## EXERCISE GOAL:
How many lines of the entries below include the word "North"? Answer with the number alone.
___ RECORDS SHOWN ___
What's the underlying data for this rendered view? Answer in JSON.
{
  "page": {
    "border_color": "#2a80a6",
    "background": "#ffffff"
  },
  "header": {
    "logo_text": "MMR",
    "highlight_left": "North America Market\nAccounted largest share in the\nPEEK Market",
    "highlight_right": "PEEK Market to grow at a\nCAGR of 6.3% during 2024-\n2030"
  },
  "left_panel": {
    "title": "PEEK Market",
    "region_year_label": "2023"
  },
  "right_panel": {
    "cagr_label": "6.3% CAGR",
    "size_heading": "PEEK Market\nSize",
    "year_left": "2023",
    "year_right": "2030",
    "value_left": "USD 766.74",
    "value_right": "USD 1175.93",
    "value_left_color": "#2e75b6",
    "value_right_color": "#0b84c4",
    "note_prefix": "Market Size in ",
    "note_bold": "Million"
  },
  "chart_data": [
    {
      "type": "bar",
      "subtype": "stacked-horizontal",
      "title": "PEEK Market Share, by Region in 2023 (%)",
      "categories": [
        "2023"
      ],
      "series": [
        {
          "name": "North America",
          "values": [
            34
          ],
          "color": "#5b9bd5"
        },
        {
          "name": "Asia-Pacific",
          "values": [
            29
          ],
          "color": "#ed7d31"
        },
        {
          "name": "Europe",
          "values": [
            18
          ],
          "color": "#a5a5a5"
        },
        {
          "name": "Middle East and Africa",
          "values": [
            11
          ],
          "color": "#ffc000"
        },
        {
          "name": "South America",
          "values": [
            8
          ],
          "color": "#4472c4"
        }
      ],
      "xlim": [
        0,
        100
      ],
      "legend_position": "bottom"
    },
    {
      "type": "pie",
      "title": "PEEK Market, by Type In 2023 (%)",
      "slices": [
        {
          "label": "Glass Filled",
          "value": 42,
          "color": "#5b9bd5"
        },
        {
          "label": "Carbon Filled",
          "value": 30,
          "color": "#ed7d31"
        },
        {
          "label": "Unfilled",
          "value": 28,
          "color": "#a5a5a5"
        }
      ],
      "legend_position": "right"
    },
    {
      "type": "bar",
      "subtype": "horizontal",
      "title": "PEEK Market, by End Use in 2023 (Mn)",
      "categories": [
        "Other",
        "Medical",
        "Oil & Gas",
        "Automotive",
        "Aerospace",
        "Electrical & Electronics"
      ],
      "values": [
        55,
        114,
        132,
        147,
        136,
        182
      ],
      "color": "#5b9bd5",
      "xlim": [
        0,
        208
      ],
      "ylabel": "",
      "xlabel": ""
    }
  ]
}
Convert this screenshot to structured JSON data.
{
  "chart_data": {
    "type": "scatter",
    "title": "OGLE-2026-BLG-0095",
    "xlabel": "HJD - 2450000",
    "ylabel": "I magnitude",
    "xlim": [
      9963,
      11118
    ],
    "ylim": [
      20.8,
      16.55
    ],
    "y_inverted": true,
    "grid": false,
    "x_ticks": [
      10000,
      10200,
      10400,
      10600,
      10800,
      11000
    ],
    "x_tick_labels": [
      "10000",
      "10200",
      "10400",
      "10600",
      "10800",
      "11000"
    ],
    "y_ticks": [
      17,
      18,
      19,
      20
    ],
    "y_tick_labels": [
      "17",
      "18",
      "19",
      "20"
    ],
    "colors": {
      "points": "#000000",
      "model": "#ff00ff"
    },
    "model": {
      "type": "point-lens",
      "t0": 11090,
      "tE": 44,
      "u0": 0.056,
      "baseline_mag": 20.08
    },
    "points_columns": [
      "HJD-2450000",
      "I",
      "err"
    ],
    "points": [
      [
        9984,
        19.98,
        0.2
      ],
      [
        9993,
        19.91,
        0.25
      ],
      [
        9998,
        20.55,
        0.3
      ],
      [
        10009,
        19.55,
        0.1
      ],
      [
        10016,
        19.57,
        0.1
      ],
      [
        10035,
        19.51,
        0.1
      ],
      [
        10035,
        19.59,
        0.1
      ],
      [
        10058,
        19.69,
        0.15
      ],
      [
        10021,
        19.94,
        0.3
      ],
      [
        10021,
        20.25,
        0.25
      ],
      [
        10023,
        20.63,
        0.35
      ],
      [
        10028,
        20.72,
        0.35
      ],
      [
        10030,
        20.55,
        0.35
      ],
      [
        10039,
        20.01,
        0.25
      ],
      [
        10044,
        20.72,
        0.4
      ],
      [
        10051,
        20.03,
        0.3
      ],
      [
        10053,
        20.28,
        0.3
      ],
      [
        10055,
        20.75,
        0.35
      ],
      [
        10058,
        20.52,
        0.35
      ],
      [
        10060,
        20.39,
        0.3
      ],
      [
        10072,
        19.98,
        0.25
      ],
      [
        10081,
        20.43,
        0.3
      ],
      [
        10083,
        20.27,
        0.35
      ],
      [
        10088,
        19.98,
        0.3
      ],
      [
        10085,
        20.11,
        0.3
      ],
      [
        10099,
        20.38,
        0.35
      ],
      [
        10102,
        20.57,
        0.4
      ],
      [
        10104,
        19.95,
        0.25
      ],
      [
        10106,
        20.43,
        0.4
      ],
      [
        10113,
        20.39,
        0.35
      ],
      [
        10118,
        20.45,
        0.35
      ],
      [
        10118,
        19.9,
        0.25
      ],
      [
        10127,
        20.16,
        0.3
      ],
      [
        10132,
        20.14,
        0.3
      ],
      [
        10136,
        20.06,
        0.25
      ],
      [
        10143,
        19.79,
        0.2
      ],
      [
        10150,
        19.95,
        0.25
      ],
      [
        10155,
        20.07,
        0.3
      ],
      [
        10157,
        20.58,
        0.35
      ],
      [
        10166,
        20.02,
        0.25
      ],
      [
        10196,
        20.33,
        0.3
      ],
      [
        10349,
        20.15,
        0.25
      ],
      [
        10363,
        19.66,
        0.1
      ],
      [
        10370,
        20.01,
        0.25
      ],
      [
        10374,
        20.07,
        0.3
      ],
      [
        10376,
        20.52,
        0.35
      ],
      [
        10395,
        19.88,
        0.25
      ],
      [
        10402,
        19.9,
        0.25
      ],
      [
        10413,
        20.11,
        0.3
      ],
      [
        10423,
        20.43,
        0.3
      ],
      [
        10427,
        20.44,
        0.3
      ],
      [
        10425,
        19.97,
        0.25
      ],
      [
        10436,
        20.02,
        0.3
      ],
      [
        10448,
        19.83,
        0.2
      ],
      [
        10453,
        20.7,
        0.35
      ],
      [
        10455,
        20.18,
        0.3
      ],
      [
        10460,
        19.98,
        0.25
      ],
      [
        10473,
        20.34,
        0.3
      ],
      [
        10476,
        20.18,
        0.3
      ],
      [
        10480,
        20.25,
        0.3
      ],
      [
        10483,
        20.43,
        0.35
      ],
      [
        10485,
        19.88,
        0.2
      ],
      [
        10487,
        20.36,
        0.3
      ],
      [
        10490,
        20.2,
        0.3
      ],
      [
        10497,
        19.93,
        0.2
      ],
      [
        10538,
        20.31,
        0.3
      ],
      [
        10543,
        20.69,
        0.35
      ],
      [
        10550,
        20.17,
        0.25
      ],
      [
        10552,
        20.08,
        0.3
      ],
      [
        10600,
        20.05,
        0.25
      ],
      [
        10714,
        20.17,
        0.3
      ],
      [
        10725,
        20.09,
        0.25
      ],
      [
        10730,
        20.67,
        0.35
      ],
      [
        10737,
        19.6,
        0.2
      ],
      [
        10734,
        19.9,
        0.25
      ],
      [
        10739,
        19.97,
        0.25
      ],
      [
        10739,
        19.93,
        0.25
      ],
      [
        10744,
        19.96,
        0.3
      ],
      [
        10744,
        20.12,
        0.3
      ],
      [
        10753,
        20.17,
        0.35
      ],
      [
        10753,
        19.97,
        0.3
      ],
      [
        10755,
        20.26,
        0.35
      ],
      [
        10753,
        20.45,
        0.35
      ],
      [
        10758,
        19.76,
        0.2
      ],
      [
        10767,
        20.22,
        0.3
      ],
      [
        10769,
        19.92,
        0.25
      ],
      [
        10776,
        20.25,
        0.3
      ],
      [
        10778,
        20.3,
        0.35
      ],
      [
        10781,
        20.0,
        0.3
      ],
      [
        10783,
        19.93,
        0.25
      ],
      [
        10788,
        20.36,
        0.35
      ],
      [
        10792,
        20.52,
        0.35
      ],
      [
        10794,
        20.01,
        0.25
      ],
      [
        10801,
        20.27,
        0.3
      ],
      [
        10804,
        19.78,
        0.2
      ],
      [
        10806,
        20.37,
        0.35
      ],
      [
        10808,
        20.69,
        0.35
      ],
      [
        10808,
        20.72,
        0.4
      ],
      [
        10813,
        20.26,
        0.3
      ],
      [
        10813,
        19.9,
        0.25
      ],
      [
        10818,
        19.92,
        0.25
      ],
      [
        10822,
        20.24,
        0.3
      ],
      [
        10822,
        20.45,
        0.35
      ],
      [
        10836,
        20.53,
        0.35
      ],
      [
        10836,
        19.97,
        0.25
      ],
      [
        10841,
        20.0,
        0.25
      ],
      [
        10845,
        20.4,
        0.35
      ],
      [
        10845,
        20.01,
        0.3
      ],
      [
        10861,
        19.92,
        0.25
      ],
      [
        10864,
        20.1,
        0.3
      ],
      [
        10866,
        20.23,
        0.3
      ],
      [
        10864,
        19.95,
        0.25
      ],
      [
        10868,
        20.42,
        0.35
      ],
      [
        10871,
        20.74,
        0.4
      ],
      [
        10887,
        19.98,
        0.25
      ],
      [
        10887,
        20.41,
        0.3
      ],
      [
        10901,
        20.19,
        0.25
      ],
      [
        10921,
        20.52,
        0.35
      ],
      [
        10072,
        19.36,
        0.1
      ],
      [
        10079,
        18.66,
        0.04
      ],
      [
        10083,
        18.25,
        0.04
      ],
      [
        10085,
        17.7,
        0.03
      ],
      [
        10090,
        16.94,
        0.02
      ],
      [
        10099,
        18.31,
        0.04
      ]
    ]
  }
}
___
## TASK RESPONSE:
2